# [EXERCISE DIRECTIONS]
Return all lines where the word "content" can be found.
┌──
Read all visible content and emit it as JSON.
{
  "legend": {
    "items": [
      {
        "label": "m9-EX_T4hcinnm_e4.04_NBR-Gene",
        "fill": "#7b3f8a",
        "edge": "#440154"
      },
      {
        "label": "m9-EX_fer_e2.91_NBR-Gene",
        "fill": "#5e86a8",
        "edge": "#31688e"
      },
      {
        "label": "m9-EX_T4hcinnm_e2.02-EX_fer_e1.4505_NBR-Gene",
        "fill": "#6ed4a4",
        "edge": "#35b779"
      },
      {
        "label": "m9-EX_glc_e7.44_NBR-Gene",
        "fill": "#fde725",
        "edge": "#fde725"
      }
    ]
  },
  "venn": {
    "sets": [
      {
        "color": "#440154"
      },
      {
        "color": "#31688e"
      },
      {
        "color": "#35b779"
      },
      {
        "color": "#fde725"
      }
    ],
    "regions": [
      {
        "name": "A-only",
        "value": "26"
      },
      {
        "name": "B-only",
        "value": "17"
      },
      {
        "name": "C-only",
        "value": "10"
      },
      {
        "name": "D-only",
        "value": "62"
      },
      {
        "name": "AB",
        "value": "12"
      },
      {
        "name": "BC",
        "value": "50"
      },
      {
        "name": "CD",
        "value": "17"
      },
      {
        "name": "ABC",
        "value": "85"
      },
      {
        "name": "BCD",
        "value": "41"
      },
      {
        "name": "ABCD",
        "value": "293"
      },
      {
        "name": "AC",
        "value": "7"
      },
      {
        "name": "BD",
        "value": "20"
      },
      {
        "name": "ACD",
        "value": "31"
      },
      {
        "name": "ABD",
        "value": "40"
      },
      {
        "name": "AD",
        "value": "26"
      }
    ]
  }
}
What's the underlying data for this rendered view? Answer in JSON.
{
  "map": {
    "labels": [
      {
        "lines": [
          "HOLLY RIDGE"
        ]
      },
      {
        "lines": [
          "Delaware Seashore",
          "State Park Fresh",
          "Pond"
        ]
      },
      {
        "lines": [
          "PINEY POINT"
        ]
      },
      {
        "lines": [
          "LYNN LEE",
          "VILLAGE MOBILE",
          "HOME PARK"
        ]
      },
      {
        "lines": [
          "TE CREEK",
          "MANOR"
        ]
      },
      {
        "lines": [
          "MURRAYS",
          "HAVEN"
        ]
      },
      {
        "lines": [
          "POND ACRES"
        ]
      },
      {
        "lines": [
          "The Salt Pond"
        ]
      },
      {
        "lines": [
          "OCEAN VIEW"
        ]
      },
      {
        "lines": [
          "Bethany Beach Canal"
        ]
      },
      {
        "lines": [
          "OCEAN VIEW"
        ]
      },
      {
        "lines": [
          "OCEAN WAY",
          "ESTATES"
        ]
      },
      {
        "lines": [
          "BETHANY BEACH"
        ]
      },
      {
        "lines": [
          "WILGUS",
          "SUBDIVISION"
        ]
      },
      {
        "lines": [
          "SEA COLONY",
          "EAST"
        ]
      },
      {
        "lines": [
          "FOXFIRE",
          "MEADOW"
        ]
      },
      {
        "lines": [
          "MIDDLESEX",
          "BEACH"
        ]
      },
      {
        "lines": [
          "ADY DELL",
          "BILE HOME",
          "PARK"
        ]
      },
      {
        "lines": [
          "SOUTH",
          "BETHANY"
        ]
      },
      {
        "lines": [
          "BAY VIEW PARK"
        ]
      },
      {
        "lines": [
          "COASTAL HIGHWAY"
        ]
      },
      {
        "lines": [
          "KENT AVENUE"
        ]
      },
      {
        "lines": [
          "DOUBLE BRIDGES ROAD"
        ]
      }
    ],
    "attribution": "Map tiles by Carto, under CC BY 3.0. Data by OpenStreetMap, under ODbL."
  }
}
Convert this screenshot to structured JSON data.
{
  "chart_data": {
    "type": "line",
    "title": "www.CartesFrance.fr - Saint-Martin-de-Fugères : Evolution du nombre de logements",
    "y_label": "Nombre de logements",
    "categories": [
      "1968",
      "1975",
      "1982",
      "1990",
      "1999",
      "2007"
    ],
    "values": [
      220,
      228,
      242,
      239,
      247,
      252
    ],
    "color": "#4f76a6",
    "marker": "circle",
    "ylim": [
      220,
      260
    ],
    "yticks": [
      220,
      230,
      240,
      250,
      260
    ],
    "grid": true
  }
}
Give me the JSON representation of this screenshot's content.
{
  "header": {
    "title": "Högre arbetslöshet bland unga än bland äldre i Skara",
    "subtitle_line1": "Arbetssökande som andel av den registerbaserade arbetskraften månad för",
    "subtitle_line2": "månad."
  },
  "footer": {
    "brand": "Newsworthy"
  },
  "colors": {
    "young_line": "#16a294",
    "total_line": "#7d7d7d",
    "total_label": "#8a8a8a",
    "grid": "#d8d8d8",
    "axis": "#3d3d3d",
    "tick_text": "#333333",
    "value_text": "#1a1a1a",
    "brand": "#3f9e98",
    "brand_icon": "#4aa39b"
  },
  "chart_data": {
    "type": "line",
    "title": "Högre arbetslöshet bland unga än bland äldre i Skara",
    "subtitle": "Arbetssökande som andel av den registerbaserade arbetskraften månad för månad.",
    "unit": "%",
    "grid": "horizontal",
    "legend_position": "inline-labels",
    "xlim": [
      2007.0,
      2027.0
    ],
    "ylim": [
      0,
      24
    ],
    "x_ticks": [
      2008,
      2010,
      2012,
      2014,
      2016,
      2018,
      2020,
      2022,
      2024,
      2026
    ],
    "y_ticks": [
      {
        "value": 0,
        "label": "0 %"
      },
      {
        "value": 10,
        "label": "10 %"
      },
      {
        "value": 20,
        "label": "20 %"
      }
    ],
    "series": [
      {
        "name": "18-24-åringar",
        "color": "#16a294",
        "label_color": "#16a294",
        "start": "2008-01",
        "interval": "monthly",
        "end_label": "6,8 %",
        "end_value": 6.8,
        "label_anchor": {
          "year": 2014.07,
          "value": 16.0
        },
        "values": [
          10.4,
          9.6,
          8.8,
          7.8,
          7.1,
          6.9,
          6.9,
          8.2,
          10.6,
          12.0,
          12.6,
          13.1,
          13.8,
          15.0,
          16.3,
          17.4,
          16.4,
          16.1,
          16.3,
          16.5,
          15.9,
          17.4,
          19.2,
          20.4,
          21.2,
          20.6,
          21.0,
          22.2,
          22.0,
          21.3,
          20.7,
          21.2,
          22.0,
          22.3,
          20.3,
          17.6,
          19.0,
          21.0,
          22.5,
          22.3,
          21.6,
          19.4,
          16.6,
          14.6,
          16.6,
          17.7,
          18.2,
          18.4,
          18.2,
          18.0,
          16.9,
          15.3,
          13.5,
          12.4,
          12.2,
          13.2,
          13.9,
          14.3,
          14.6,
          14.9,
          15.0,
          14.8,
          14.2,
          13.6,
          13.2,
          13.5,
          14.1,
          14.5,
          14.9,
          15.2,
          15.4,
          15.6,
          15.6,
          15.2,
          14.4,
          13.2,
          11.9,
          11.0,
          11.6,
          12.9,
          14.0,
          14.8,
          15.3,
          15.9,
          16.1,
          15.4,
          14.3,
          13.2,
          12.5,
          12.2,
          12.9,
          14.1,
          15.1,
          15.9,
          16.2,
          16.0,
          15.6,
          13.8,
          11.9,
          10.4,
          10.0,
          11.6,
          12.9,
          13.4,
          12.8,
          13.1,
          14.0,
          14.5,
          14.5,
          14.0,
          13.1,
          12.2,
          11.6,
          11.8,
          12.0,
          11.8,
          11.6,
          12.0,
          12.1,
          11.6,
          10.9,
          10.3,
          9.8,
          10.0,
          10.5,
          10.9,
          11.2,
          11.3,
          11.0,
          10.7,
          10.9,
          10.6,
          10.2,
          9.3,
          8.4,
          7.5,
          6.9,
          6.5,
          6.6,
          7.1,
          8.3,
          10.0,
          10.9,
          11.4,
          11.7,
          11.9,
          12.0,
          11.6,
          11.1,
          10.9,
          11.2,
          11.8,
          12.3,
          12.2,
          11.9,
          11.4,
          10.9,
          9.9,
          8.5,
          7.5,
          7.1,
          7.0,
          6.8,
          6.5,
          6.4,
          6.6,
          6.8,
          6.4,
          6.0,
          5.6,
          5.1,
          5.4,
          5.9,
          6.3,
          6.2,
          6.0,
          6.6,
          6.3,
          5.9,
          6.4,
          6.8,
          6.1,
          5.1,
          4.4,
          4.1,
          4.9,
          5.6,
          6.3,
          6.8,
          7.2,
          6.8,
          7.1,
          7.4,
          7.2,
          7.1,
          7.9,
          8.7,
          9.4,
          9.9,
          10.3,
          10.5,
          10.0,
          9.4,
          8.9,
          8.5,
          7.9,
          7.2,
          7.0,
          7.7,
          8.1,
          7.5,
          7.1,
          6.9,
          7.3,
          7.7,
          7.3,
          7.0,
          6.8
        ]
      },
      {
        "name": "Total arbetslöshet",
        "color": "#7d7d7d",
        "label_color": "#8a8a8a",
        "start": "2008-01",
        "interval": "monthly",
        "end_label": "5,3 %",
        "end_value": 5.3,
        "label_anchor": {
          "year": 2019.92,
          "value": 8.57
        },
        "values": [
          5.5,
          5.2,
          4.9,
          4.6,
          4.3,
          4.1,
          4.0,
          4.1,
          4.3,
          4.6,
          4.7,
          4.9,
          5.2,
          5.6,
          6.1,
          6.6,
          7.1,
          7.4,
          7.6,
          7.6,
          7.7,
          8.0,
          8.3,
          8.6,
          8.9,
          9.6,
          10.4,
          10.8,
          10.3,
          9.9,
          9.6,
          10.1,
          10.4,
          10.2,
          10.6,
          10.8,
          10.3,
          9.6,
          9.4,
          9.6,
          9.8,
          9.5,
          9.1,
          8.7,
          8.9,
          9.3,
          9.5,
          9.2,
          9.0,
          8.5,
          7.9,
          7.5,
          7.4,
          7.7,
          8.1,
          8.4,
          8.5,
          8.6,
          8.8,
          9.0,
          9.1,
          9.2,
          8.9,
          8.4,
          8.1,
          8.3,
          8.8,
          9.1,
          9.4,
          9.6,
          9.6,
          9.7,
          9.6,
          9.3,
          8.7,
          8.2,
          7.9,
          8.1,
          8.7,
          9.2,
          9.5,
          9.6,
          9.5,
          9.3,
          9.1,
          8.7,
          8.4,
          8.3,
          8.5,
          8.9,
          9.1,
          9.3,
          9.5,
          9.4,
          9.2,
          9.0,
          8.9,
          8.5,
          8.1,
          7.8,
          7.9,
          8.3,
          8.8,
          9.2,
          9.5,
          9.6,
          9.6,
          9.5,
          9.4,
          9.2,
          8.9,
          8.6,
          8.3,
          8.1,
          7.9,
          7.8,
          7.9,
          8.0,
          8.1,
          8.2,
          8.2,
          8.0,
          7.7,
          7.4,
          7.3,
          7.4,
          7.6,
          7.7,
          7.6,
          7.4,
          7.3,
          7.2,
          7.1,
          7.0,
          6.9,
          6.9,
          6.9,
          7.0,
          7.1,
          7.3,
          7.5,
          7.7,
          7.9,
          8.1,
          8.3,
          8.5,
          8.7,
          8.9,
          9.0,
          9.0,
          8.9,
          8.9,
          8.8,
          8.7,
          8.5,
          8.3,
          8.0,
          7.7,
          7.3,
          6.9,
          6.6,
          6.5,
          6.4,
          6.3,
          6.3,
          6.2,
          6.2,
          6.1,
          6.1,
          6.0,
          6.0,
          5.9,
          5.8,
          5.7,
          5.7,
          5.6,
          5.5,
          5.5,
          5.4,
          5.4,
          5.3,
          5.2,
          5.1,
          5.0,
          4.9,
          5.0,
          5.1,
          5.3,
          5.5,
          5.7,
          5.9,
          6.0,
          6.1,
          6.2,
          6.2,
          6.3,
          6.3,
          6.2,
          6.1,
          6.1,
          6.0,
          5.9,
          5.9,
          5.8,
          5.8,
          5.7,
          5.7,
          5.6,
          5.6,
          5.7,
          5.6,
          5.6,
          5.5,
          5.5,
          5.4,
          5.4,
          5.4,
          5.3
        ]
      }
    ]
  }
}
└──
# [SOLUTION TO THIS PROBLEM]
Read all visible content and emit it as JSON.
Give me the JSON representation of this screenshot's content.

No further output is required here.